(Document)
==========

A comparison of 11,000-year-old human skeletons and more recent bones suggests that two distinct groups from Asia settled in the New World. The differences between the skeletal remains “are so large that it is highly improbable that the earliest inhabitants of the New World were the direct ancestors of recent Native American populations,” according to an international team of paleoanthropologists.

A new law in Alabama will provide more protection to American Indian burial and ceremonial sites. The bill was the result of the controversy over a mound destroyed by the construction of a new shopping center in the city of Oxford. “The mound situation was horrible. We looked for quite some time for some legal hook with the Oxford mound. The really frustrating thing there was there was nothing we could leverage legally,” said Robert Thrower of the Poarch Band of Creek Indians.  

Vandals have damaged a nineteenth-century site in Jaffa, Israel, and equipment left there by archaeologists.  

A year has passed, and it seems that salvage company Odyssey Marine Exploration is renewing its public-relations campaign and its quest to bring the HMS Victory to the surface. Odyssey’s representative will meet with Britain’s Department of Culture, Media, and Sport and the Ministry of Defense, advocating for the recovery of the eighteenth-century flagship.  

A Chamorro burial pit was discovered on Guam.

==========

(Problem a) Reproduce the lines of the data listing verbatim, starting at its first line and ending at the line that contains "SHF3: [61, 76, 68, 82]", with both of those lines included.

(Data listing)
==========

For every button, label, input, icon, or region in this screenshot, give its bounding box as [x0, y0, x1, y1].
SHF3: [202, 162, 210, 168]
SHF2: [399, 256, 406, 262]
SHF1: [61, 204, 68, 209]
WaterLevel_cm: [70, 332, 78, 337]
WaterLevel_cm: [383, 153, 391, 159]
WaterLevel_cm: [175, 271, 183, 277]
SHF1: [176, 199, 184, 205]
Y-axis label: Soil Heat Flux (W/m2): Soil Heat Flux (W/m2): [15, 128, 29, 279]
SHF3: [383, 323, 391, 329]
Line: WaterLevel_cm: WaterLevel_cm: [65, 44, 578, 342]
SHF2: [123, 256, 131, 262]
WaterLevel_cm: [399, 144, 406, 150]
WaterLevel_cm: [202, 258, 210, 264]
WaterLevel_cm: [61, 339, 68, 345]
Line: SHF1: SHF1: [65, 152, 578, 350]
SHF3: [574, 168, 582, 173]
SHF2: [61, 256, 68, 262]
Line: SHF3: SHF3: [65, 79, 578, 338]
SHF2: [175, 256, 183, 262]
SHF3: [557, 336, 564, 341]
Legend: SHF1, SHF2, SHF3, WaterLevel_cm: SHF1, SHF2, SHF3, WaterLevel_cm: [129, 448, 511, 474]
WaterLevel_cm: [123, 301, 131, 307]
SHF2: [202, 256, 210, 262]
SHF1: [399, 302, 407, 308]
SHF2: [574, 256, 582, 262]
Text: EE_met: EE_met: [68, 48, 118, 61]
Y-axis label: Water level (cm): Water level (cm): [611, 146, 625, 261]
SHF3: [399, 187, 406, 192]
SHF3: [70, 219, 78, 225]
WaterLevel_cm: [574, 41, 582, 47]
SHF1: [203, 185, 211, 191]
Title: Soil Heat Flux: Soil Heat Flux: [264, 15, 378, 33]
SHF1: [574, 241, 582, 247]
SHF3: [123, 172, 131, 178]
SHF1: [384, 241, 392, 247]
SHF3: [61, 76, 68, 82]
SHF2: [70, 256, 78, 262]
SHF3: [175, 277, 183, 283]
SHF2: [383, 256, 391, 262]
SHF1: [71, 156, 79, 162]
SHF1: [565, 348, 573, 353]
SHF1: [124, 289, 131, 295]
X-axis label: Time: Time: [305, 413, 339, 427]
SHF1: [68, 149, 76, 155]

==========

(Problem b) Write out the part of the archaeology news text word for word, starting at "A comparison of" and ending at "team of paleoanthropologists.".

(Complete output a)
For every button, label, input, icon, or region in this screenshot, give its bounding box as [x0, y0, x1, y1].
SHF3: [202, 162, 210, 168]
SHF2: [399, 256, 406, 262]
SHF1: [61, 204, 68, 209]
WaterLevel_cm: [70, 332, 78, 337]
WaterLevel_cm: [383, 153, 391, 159]
WaterLevel_cm: [175, 271, 183, 277]
SHF1: [176, 199, 184, 205]
Y-axis label: Soil Heat Flux (W/m2): Soil Heat Flux (W/m2): [15, 128, 29, 279]
SHF3: [383, 323, 391, 329]
Line: WaterLevel_cm: WaterLevel_cm: [65, 44, 578, 342]
SHF2: [123, 256, 131, 262]
WaterLevel_cm: [399, 144, 406, 150]
WaterLevel_cm: [202, 258, 210, 264]
WaterLevel_cm: [61, 339, 68, 345]
Line: SHF1: SHF1: [65, 152, 578, 350]
SHF3: [574, 168, 582, 173]
SHF2: [61, 256, 68, 262]
Line: SHF3: SHF3: [65, 79, 578, 338]
SHF2: [175, 256, 183, 262]
SHF3: [557, 336, 564, 341]
Legend: SHF1, SHF2, SHF3, WaterLevel_cm: SHF1, SHF2, SHF3, WaterLevel_cm: [129, 448, 511, 474]
WaterLevel_cm: [123, 301, 131, 307]
SHF2: [202, 256, 210, 262]
SHF1: [399, 302, 407, 308]
SHF2: [574, 256, 582, 262]
Text: EE_met: EE_met: [68, 48, 118, 61]
Y-axis label: Water level (cm): Water level (cm): [611, 146, 625, 261]
SHF3: [399, 187, 406, 192]
SHF3: [70, 219, 78, 225]
WaterLevel_cm: [574, 41, 582, 47]
SHF1: [203, 185, 211, 191]
Title: Soil Heat Flux: Soil Heat Flux: [264, 15, 378, 33]
SHF1: [574, 241, 582, 247]
SHF3: [123, 172, 131, 178]
SHF1: [384, 241, 392, 247]
SHF3: [61, 76, 68, 82]

(Complete output b)
A comparison of 11,000-year-old human skeletons and more recent bones suggests that two distinct groups from Asia settled in the New World. The differences between the skeletal remains “are so large that it is highly improbable that the earliest inhabitants of the New World were the direct ancestors of recent Native American populations,” according to an international team of paleoanthropologists.